(To be done) Count the lines in the records below that contain the word "vindo", and reply with only that number.
********************
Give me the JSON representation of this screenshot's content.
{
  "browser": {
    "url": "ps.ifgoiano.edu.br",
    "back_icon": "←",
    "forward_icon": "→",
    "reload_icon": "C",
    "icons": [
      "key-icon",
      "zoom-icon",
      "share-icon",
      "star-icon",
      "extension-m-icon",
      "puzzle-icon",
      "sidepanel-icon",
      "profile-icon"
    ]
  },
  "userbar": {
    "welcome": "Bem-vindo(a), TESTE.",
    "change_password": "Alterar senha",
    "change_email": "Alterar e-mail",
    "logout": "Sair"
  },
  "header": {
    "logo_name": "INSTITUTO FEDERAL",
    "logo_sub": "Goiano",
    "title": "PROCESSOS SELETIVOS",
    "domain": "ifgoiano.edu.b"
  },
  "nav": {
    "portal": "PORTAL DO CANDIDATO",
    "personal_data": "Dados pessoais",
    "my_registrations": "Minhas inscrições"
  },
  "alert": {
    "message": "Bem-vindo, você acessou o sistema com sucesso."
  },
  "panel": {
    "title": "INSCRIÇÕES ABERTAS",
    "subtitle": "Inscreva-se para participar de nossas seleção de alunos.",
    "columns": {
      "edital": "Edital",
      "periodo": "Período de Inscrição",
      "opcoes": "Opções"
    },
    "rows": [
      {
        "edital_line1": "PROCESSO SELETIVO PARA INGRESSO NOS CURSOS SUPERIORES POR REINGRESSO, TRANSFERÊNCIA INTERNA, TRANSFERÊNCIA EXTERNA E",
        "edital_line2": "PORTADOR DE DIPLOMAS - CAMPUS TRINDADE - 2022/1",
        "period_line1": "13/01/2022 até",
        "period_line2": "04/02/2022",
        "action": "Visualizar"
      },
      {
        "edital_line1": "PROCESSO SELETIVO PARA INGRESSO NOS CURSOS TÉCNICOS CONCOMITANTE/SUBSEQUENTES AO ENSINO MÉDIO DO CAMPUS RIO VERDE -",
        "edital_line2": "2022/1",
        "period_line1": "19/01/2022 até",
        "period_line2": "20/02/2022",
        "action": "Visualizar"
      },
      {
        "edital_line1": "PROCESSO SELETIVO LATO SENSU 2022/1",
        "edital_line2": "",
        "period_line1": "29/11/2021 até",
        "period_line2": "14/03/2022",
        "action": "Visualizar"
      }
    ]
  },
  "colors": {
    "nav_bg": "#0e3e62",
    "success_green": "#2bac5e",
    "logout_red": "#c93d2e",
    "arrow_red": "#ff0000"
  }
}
********************
(Solution to this exercise) 2